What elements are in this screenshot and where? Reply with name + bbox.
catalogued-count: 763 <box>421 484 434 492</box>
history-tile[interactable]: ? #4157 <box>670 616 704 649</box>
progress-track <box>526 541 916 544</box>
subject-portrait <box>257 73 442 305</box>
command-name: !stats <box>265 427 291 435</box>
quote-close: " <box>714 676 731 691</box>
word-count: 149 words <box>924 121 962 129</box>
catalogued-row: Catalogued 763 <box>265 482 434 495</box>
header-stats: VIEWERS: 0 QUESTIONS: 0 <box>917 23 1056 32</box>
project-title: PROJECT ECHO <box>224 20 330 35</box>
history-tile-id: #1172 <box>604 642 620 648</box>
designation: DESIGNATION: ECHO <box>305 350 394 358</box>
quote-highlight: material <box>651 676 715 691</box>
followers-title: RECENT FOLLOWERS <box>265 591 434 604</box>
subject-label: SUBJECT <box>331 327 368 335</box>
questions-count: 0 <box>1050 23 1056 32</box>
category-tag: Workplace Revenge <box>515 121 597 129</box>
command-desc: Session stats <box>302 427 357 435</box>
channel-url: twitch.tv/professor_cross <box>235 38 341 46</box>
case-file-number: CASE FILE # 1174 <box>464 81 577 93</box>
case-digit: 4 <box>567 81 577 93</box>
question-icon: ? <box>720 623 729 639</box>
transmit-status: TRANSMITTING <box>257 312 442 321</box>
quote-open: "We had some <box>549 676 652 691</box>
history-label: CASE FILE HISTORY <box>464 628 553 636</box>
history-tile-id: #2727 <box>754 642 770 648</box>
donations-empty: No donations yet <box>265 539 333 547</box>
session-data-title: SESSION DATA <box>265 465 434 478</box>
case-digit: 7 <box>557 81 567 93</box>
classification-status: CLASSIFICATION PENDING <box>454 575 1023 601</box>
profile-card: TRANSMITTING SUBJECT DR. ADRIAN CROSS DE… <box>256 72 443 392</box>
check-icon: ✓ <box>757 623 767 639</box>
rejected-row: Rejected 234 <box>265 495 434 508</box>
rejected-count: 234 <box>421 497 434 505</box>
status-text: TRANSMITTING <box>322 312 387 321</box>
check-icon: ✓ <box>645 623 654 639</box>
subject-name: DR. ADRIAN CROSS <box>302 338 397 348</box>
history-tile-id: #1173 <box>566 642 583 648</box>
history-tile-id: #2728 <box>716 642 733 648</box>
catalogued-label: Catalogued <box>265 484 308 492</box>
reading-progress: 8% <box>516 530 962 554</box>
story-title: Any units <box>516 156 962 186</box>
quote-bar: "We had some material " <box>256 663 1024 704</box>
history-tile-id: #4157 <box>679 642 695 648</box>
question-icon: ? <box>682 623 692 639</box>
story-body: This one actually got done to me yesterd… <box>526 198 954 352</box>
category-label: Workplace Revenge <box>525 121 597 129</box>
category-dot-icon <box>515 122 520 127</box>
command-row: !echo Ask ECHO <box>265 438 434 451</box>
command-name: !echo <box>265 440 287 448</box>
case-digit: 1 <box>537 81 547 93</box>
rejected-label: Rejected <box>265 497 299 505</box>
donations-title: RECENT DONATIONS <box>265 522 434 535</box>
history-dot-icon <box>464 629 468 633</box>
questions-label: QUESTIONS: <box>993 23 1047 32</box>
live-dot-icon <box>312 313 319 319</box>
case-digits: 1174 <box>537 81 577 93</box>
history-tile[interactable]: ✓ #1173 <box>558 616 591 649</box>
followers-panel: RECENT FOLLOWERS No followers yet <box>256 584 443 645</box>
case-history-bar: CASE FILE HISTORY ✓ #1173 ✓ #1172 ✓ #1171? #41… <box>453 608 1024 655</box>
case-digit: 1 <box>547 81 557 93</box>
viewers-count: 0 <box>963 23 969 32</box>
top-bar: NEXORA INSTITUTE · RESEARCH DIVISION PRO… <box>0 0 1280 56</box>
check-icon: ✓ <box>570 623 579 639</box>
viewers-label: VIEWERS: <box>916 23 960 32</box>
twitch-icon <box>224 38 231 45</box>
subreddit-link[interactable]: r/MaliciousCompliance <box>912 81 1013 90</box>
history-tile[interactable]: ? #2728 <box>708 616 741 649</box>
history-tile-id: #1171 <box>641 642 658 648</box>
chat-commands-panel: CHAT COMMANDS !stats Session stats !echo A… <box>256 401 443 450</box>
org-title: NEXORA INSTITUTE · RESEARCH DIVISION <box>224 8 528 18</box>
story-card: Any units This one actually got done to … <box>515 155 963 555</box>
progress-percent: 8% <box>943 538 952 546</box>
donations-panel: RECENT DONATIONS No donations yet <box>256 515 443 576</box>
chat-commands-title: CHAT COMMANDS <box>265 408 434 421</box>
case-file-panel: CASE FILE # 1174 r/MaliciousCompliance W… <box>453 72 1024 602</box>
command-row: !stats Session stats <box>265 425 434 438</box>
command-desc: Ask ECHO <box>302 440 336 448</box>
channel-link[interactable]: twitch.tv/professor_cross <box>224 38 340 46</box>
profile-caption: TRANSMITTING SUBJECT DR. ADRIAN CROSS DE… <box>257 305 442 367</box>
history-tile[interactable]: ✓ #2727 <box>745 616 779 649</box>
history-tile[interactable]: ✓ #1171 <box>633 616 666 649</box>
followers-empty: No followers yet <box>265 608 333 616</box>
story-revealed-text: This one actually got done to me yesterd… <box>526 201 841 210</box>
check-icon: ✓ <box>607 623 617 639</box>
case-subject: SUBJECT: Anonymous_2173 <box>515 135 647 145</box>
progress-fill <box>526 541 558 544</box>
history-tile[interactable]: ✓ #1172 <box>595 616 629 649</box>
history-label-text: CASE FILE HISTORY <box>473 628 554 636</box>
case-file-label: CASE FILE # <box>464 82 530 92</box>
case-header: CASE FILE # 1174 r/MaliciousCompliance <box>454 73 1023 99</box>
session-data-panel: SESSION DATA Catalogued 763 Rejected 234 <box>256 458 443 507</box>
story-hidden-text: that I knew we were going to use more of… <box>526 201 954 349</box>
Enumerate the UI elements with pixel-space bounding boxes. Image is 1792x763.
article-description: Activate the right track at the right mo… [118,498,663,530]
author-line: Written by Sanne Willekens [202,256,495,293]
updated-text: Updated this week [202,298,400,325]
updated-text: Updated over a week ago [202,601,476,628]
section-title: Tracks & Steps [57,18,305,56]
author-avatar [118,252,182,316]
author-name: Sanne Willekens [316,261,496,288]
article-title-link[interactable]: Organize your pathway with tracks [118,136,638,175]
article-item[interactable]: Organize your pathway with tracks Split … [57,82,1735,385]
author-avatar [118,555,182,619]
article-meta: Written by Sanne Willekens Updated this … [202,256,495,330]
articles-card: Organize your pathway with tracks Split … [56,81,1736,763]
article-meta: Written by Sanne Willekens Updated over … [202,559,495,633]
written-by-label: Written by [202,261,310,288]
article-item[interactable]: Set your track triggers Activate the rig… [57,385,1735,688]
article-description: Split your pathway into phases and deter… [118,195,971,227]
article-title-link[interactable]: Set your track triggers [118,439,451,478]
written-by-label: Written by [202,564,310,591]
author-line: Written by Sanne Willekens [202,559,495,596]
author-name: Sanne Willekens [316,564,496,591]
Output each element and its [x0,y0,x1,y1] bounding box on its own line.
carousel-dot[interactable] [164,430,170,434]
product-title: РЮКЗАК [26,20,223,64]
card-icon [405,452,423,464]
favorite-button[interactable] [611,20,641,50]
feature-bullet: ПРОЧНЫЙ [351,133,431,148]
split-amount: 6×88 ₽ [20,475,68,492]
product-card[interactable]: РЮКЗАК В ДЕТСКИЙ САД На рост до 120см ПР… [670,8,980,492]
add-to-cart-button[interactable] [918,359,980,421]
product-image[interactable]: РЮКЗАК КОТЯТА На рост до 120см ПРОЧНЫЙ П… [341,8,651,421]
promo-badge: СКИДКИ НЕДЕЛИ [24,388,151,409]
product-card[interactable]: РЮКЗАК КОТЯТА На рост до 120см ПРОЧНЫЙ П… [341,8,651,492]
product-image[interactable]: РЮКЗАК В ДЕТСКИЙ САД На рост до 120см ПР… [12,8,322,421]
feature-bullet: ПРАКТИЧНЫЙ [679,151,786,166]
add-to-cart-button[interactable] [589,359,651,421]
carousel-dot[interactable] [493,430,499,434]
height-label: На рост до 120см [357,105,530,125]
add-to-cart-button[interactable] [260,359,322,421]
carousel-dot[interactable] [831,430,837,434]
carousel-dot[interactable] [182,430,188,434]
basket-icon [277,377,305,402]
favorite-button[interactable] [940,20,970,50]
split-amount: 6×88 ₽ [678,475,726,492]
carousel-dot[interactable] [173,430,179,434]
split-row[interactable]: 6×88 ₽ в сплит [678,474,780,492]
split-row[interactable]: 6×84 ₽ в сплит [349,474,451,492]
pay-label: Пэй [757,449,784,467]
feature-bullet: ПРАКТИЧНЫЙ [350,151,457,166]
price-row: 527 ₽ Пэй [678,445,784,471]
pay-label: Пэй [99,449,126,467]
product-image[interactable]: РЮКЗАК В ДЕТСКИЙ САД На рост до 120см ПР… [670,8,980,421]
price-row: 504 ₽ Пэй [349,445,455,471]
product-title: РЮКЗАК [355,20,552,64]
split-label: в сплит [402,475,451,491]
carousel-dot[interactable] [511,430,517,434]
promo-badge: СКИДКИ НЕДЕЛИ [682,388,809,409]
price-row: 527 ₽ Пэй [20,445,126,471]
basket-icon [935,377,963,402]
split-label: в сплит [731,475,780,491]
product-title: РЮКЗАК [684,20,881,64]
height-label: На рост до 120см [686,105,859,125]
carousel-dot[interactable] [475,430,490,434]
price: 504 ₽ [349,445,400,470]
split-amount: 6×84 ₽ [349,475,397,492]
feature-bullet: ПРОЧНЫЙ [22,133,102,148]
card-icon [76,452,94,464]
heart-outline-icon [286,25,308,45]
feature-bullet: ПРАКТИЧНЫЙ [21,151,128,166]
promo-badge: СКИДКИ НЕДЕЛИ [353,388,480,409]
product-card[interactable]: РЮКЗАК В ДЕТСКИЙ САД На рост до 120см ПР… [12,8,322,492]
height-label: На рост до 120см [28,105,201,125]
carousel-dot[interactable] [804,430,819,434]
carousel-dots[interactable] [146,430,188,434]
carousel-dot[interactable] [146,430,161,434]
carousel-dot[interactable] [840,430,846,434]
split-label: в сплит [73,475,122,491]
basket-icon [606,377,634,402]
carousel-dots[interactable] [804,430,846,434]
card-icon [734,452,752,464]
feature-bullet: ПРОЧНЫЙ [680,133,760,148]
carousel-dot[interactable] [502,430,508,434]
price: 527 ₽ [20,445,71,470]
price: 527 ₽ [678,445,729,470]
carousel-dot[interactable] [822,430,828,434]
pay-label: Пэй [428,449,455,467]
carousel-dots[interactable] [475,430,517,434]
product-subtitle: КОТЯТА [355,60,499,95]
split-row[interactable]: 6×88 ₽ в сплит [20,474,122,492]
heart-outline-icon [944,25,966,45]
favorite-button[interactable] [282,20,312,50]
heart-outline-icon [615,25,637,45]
**********
-- Problem statement --
Starting at the first of the rows above, reproduce every line unchanged and stop after the line that contains "questions-count: 0 <box>1050 23 1056 32</box>".

-- Written response --
What elements are in this screenshot and where? Reply with name + bbox.
catalogued-count: 763 <box>421 484 434 492</box>
history-tile[interactable]: ? #4157 <box>670 616 704 649</box>
progress-track <box>526 541 916 544</box>
subject-portrait <box>257 73 442 305</box>
command-name: !stats <box>265 427 291 435</box>
quote-close: " <box>714 676 731 691</box>
word-count: 149 words <box>924 121 962 129</box>
catalogued-row: Catalogued 763 <box>265 482 434 495</box>
header-stats: VIEWERS: 0 QUESTIONS: 0 <box>917 23 1056 32</box>
project-title: PROJECT ECHO <box>224 20 330 35</box>
history-tile-id: #1172 <box>604 642 620 648</box>
designation: DESIGNATION: ECHO <box>305 350 394 358</box>
quote-highlight: material <box>651 676 715 691</box>
followers-title: RECENT FOLLOWERS <box>265 591 434 604</box>
subject-label: SUBJECT <box>331 327 368 335</box>
questions-count: 0 <box>1050 23 1056 32</box>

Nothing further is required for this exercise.